◆ STATED PROBLEM
Quote every line below exactly as it reads.

◆ DATASET RECORDS
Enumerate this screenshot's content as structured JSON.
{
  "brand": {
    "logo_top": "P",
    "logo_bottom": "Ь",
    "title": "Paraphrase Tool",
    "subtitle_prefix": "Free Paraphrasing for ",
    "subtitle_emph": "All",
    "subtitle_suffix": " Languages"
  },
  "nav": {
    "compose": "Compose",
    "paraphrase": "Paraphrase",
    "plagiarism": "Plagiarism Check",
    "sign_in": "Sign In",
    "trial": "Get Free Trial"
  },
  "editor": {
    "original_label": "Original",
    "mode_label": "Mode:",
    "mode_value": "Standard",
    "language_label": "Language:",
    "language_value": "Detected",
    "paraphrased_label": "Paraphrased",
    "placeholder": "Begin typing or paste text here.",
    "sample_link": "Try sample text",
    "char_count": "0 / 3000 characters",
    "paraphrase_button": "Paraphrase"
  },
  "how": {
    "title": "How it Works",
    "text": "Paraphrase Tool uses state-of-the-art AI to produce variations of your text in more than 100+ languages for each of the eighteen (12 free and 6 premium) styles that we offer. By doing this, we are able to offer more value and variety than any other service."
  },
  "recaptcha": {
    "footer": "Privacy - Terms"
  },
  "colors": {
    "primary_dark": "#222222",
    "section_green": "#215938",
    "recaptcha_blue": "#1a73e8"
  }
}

◆ EXERCISE RESPONSE
Enumerate this screenshot's content as structured JSON.
{
  "brand": {
    "logo_top": "P",
    "logo_bottom": "Ь",
    "title": "Paraphrase Tool",
    "subtitle_prefix": "Free Paraphrasing for ",
    "subtitle_emph": "All",
    "subtitle_suffix": " Languages"
  },
  "nav": {
    "compose": "Compose",
    "paraphrase": "Paraphrase",
    "plagiarism": "Plagiarism Check",
    "sign_in": "Sign In",
    "trial": "Get Free Trial"
  },
  "editor": {
    "original_label": "Original",
    "mode_label": "Mode:",
    "mode_value": "Standard",
    "language_label": "Language:",
    "language_value": "Detected",
    "paraphrased_label": "Paraphrased",
    "placeholder": "Begin typing or paste text here.",
    "sample_link": "Try sample text",
    "char_count": "0 / 3000 characters",
    "paraphrase_button": "Paraphrase"
  },
  "how": {
    "title": "How it Works",
    "text": "Paraphrase Tool uses state-of-the-art AI to produce variations of your text in more than 100+ languages for each of the eighteen (12 free and 6 premium) styles that we offer. By doing this, we are able to offer more value and variety than any other service."
  },
  "recaptcha": {
    "footer": "Privacy - Terms"
  },
  "colors": {
    "primary_dark": "#222222",
    "section_green": "#215938",
    "recaptcha_blue": "#1a73e8"
  }
}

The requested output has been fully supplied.